Entries shown:

================

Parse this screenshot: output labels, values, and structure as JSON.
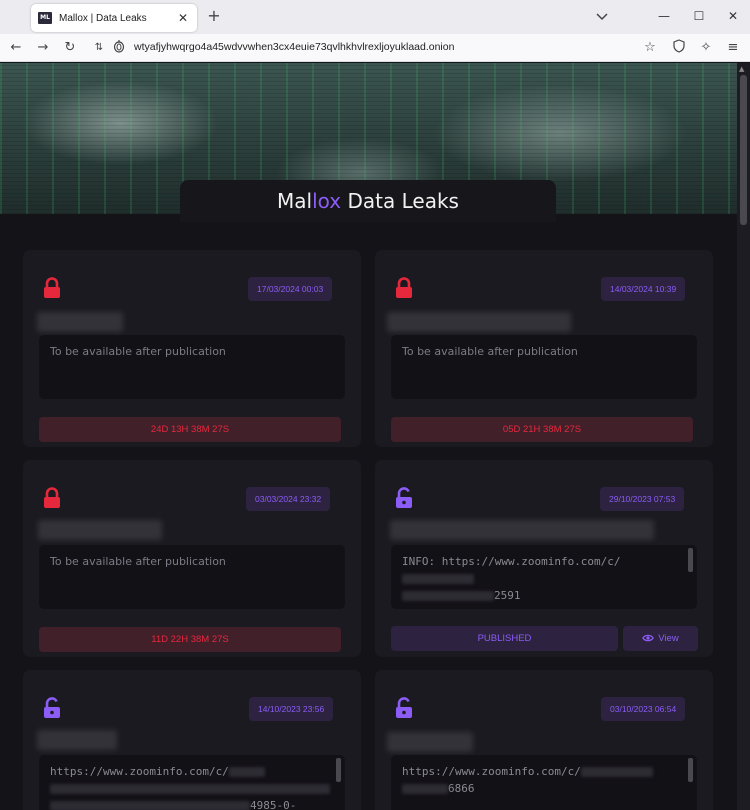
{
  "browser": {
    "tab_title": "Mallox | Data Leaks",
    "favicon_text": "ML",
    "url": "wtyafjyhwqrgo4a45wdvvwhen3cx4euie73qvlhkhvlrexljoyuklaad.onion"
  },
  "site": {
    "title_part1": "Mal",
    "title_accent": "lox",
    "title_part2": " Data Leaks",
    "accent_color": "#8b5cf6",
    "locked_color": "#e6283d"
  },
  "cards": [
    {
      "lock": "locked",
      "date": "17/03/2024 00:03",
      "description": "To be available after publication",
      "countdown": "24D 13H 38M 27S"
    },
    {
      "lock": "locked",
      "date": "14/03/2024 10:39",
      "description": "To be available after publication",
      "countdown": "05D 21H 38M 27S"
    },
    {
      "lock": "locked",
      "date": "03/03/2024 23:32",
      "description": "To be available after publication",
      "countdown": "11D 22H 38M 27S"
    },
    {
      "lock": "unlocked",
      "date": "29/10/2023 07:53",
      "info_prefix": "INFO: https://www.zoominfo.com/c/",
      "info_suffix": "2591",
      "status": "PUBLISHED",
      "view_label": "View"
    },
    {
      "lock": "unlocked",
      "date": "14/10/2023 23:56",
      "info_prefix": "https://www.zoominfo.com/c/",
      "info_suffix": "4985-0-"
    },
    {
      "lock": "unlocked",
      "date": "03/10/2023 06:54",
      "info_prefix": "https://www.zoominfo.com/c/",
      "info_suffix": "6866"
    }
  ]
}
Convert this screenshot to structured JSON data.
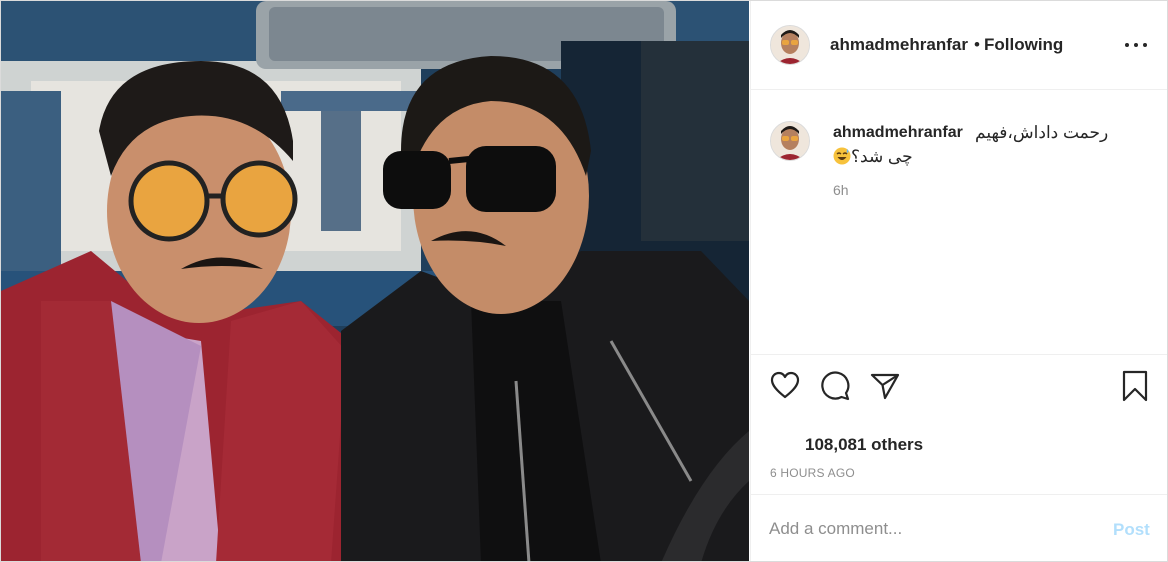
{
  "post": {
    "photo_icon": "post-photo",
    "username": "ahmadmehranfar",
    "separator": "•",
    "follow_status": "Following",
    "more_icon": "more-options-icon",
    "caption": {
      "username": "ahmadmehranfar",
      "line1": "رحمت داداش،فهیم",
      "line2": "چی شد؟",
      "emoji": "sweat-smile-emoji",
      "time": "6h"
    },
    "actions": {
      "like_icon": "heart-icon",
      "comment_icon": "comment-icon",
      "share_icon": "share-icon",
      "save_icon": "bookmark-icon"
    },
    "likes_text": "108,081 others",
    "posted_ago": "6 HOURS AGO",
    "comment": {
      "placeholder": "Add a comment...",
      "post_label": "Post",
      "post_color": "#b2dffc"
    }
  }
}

================

Exercise directions: Transcribe the preceding listing in its entirety and with exact wording, leaving out pictures.

Result of the exercise:
Parse this screenshot: output labels, values, and structure as JSON.
{
  "browser": {
    "tab_title": "Mallox | Data Leaks",
    "favicon_text": "ML",
    "url": "wtyafjyhwqrgo4a45wdvvwhen3cx4euie73qvlhkhvlrexljoyuklaad.onion"
  },
  "site": {
    "title_part1": "Mal",
    "title_accent": "lox",
    "title_part2": " Data Leaks",
    "accent_color": "#8b5cf6",
    "locked_color": "#e6283d"
  },
  "cards": [
    {
      "lock": "locked",
      "date": "17/03/2024 00:03",
      "description": "To be available after publication",
      "countdown": "24D 13H 38M 27S"
    },
    {
      "lock": "locked",
      "date": "14/03/2024 10:39",
      "description": "To be available after publication",
      "countdown": "05D 21H 38M 27S"
    },
    {
      "lock": "locked",
      "date": "03/03/2024 23:32",
      "description": "To be available after publication",
      "countdown": "11D 22H 38M 27S"
    },
    {
      "lock": "unlocked",
      "date": "29/10/2023 07:53",
      "info_prefix": "INFO: https://www.zoominfo.com/c/",
      "info_suffix": "2591",
      "status": "PUBLISHED",
      "view_label": "View"
    },
    {
      "lock": "unlocked",
      "date": "14/10/2023 23:56",
      "info_prefix": "https://www.zoominfo.com/c/",
      "info_suffix": "4985-0-"
    },
    {
      "lock": "unlocked",
      "date": "03/10/2023 06:54",
      "info_prefix": "https://www.zoominfo.com/c/",
      "info_suffix": "6866"
    }
  ]
}
Convert this screenshot to structured JSON data.
{
  "post": {
    "photo_icon": "post-photo",
    "username": "ahmadmehranfar",
    "separator": "•",
    "follow_status": "Following",
    "more_icon": "more-options-icon",
    "caption": {
      "username": "ahmadmehranfar",
      "line1": "رحمت داداش،فهیم",
      "line2": "چی شد؟",
      "emoji": "sweat-smile-emoji",
      "time": "6h"
    },
    "actions": {
      "like_icon": "heart-icon",
      "comment_icon": "comment-icon",
      "share_icon": "share-icon",
      "save_icon": "bookmark-icon"
    },
    "likes_text": "108,081 others",
    "posted_ago": "6 HOURS AGO",
    "comment": {
      "placeholder": "Add a comment...",
      "post_label": "Post",
      "post_color": "#b2dffc"
    }
  }
}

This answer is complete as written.